> Exercise directions
Reproduce every entry below precisely; do not include the pictures.

--- start of Dataset entries ---

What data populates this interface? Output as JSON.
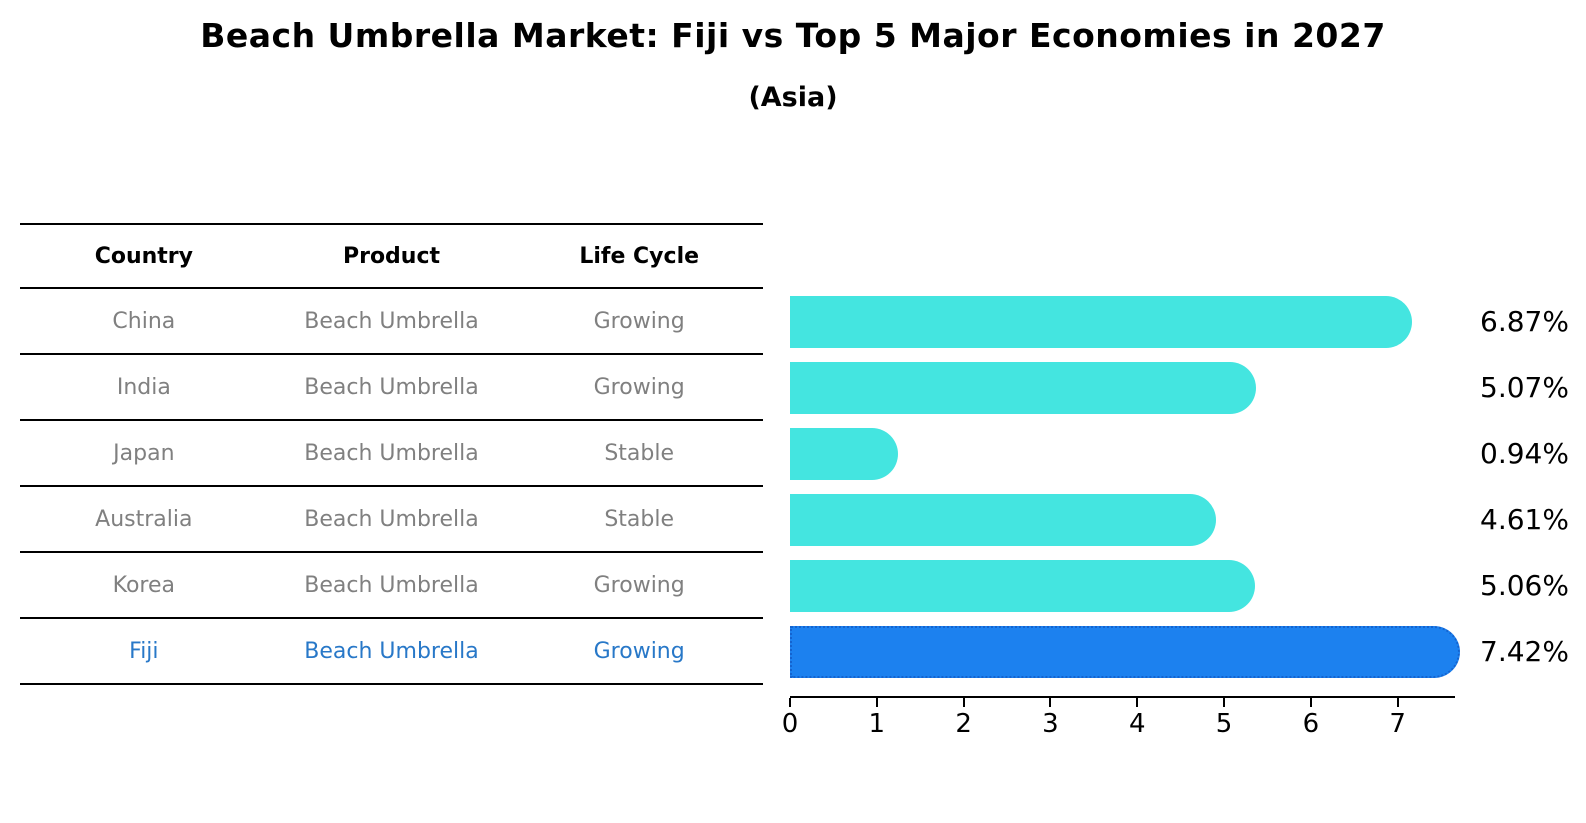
{
  "title": "Beach Umbrella Market: Fiji vs Top 5 Major Economies in 2027",
  "subtitle": "(Asia)",
  "table": {
    "headers": [
      "Country",
      "Product",
      "Life Cycle"
    ],
    "rows": [
      {
        "country": "China",
        "product": "Beach Umbrella",
        "life_cycle": "Growing",
        "highlight": false
      },
      {
        "country": "India",
        "product": "Beach Umbrella",
        "life_cycle": "Growing",
        "highlight": false
      },
      {
        "country": "Japan",
        "product": "Beach Umbrella",
        "life_cycle": "Stable",
        "highlight": false
      },
      {
        "country": "Australia",
        "product": "Beach Umbrella",
        "life_cycle": "Stable",
        "highlight": false
      },
      {
        "country": "Korea",
        "product": "Beach Umbrella",
        "life_cycle": "Growing",
        "highlight": false
      },
      {
        "country": "Fiji",
        "product": "Beach Umbrella",
        "life_cycle": "Growing",
        "highlight": true
      }
    ]
  },
  "chart_data": {
    "type": "bar",
    "orientation": "horizontal",
    "title": "Beach Umbrella Market: Fiji vs Top 5 Major Economies in 2027",
    "subtitle": "(Asia)",
    "categories": [
      "China",
      "India",
      "Japan",
      "Australia",
      "Korea",
      "Fiji"
    ],
    "values": [
      6.87,
      5.07,
      0.94,
      4.61,
      5.06,
      7.42
    ],
    "value_labels": [
      "6.87%",
      "5.07%",
      "0.94%",
      "4.61%",
      "5.06%",
      "7.42%"
    ],
    "unit": "%",
    "x_ticks": [
      "0",
      "1",
      "2",
      "3",
      "4",
      "5",
      "6",
      "7"
    ],
    "xlim": [
      0,
      7.66
    ],
    "grid": false,
    "legend": false,
    "highlight_index": 5,
    "colors": {
      "bar": "#44E5E0",
      "highlight_bar": "#1C81EF",
      "highlight_border": "#1463CF",
      "highlight_text": "#2878C8",
      "table_text": "#808080",
      "text": "#000000"
    }
  }
}
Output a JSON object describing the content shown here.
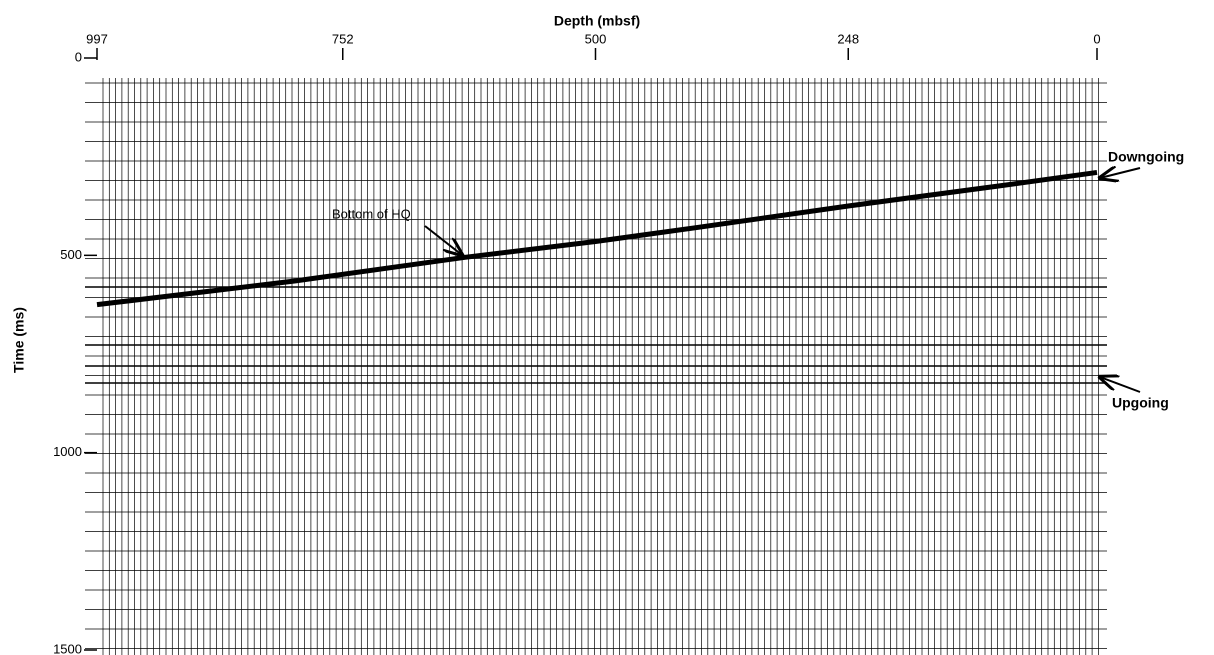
{
  "chart_data": {
    "type": "line",
    "x_label": "Depth (mbsf)",
    "y_label": "Time (ms)",
    "x": [
      0,
      100,
      248,
      400,
      500,
      630,
      800,
      997
    ],
    "series": [
      {
        "color": "#000000",
        "values": [
          290,
          325,
          375,
          430,
          465,
          505,
          565,
          625
        ]
      }
    ],
    "xlim": [
      997,
      0
    ],
    "xticks": [
      997,
      752,
      500,
      248,
      0
    ],
    "ylim": [
      0,
      1500
    ],
    "yticks": [
      0,
      500,
      1000,
      1500
    ],
    "annotations": [
      "Bottom of HQ",
      "Downgoing",
      "Upgoing"
    ]
  }
}
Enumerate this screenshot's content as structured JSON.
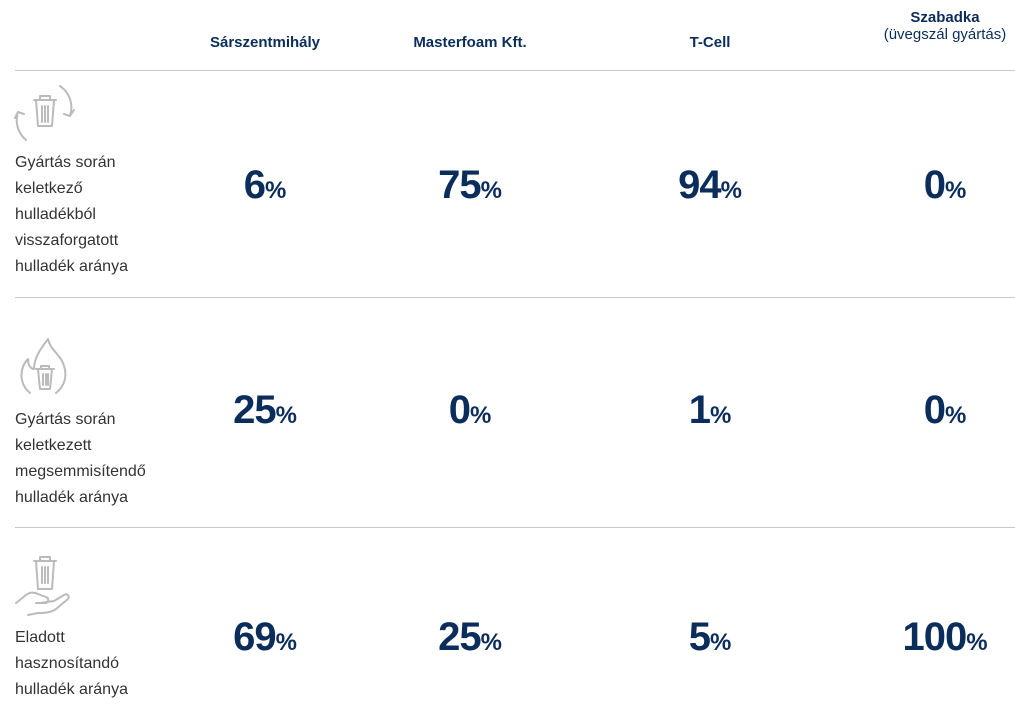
{
  "header": {
    "columns": [
      {
        "title": "Sárszentmihály"
      },
      {
        "title": "Masterfoam Kft."
      },
      {
        "title": "T-Cell"
      },
      {
        "title": "Szabadka",
        "subtitle": "(üvegszál gyártás)"
      }
    ]
  },
  "table": {
    "rows": [
      {
        "label": [
          "Gyártás során",
          "keletkező",
          "hulladékból",
          "visszaforgatott",
          "hulladék aránya"
        ],
        "cells": [
          {
            "number": 6,
            "unit": "%"
          },
          {
            "number": 75,
            "unit": "%"
          },
          {
            "number": 94,
            "unit": "%"
          },
          {
            "number": 0,
            "unit": "%"
          }
        ]
      },
      {
        "label": [
          "Gyártás során",
          "keletkezett",
          "megsemmisítendő",
          "hulladék aránya"
        ],
        "cells": [
          {
            "number": 25,
            "unit": "%"
          },
          {
            "number": 0,
            "unit": "%"
          },
          {
            "number": 1,
            "unit": "%"
          },
          {
            "number": 0,
            "unit": "%"
          }
        ]
      },
      {
        "label": [
          "Eladott",
          "hasznosítandó",
          "hulladék aránya"
        ],
        "cells": [
          {
            "number": 69,
            "unit": "%"
          },
          {
            "number": 25,
            "unit": "%"
          },
          {
            "number": 5,
            "unit": "%"
          },
          {
            "number": 100,
            "unit": "%"
          }
        ]
      }
    ]
  }
}
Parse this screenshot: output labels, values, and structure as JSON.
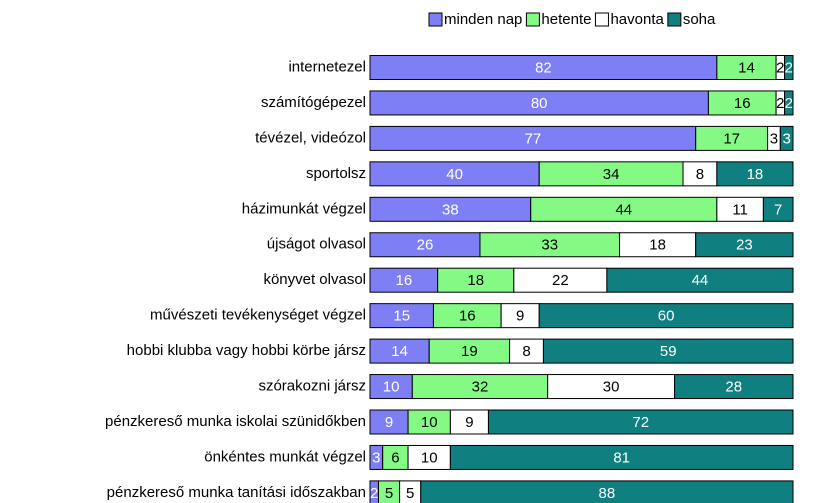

--- end of Dataset entries ---

> Full output
What data populates this interface? Output as JSON.
{
  "title": "Beach Umbrella Market: Fiji vs Top 5 Major Economies in 2027",
  "subtitle": "(Asia)",
  "table": {
    "headers": [
      "Country",
      "Product",
      "Life Cycle"
    ],
    "rows": [
      {
        "country": "China",
        "product": "Beach Umbrella",
        "life_cycle": "Growing",
        "highlight": false
      },
      {
        "country": "India",
        "product": "Beach Umbrella",
        "life_cycle": "Growing",
        "highlight": false
      },
      {
        "country": "Japan",
        "product": "Beach Umbrella",
        "life_cycle": "Stable",
        "highlight": false
      },
      {
        "country": "Australia",
        "product": "Beach Umbrella",
        "life_cycle": "Stable",
        "highlight": false
      },
      {
        "country": "Korea",
        "product": "Beach Umbrella",
        "life_cycle": "Growing",
        "highlight": false
      },
      {
        "country": "Fiji",
        "product": "Beach Umbrella",
        "life_cycle": "Growing",
        "highlight": true
      }
    ]
  },
  "chart_data": {
    "type": "bar",
    "orientation": "horizontal",
    "title": "Beach Umbrella Market: Fiji vs Top 5 Major Economies in 2027",
    "subtitle": "(Asia)",
    "categories": [
      "China",
      "India",
      "Japan",
      "Australia",
      "Korea",
      "Fiji"
    ],
    "values": [
      6.87,
      5.07,
      0.94,
      4.61,
      5.06,
      7.42
    ],
    "value_labels": [
      "6.87%",
      "5.07%",
      "0.94%",
      "4.61%",
      "5.06%",
      "7.42%"
    ],
    "unit": "%",
    "x_ticks": [
      "0",
      "1",
      "2",
      "3",
      "4",
      "5",
      "6",
      "7"
    ],
    "xlim": [
      0,
      7.66
    ],
    "grid": false,
    "legend": false,
    "highlight_index": 5,
    "colors": {
      "bar": "#44E5E0",
      "highlight_bar": "#1C81EF",
      "highlight_border": "#1463CF",
      "highlight_text": "#2878C8",
      "table_text": "#808080",
      "text": "#000000"
    }
  }
}
Output a JSON object describing the content shown here.
{
  "chart_data": {
    "type": "line",
    "x_label": "Depth (mbsf)",
    "y_label": "Time (ms)",
    "x": [
      0,
      100,
      248,
      400,
      500,
      630,
      800,
      997
    ],
    "series": [
      {
        "color": "#000000",
        "values": [
          290,
          325,
          375,
          430,
          465,
          505,
          565,
          625
        ]
      }
    ],
    "xlim": [
      997,
      0
    ],
    "xticks": [
      997,
      752,
      500,
      248,
      0
    ],
    "ylim": [
      0,
      1500
    ],
    "yticks": [
      0,
      500,
      1000,
      1500
    ],
    "annotations": [
      "Bottom of HQ",
      "Downgoing",
      "Upgoing"
    ]
  }
}
Enumerate this screenshot's content as structured JSON.
{
  "header": {
    "columns": [
      {
        "title": "Sárszentmihály"
      },
      {
        "title": "Masterfoam Kft."
      },
      {
        "title": "T-Cell"
      },
      {
        "title": "Szabadka",
        "subtitle": "(üvegszál gyártás)"
      }
    ]
  },
  "table": {
    "rows": [
      {
        "label": [
          "Gyártás során",
          "keletkező",
          "hulladékból",
          "visszaforgatott",
          "hulladék aránya"
        ],
        "cells": [
          {
            "number": 6,
            "unit": "%"
          },
          {
            "number": 75,
            "unit": "%"
          },
          {
            "number": 94,
            "unit": "%"
          },
          {
            "number": 0,
            "unit": "%"
          }
        ]
      },
      {
        "label": [
          "Gyártás során",
          "keletkezett",
          "megsemmisítendő",
          "hulladék aránya"
        ],
        "cells": [
          {
            "number": 25,
            "unit": "%"
          },
          {
            "number": 0,
            "unit": "%"
          },
          {
            "number": 1,
            "unit": "%"
          },
          {
            "number": 0,
            "unit": "%"
          }
        ]
      },
      {
        "label": [
          "Eladott",
          "hasznosítandó",
          "hulladék aránya"
        ],
        "cells": [
          {
            "number": 69,
            "unit": "%"
          },
          {
            "number": 25,
            "unit": "%"
          },
          {
            "number": 5,
            "unit": "%"
          },
          {
            "number": 100,
            "unit": "%"
          }
        ]
      }
    ]
  }
}
Parse this screenshot: output labels, values, and structure as JSON.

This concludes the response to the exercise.